- _Requirement_
Count every line of these entries that holds the word "serial", and reply with the number only.

[Stored data entries]
+ + + + + + +

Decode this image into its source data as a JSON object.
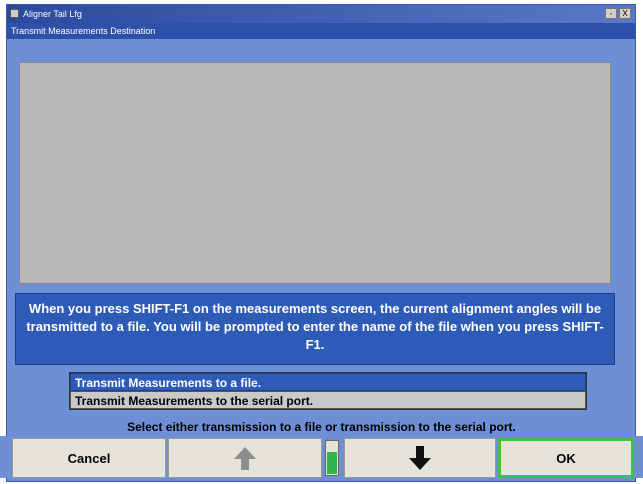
{
  "window": {
    "title": "Aligner Tail Lfg",
    "subtitle": "Transmit Measurements Destination",
    "controls": [
      "-",
      "X"
    ]
  },
  "message": {
    "text": "When you press SHIFT-F1 on the measurements screen, the current alignment angles will be transmitted to a file.  You will be prompted to enter the name of the file when you press SHIFT-F1."
  },
  "list": {
    "items": [
      {
        "label": "Transmit Measurements to a file.",
        "selected": true
      },
      {
        "label": "Transmit Measurements to the serial port.",
        "selected": false
      }
    ]
  },
  "instruction": "Select either transmission to a file or transmission to the serial port.",
  "footer": {
    "cancel_label": "Cancel",
    "up_icon": "arrow-up-icon",
    "down_icon": "arrow-down-icon",
    "ok_label": "OK"
  },
  "colors": {
    "background": "#6E8FD6",
    "message_bg": "#2E5BB8",
    "panel": "#B8B8B8",
    "ok_border": "#3EC24A",
    "indicator": "#2FB54A"
  }
}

+ + + + + + +

- _Output for this task_
2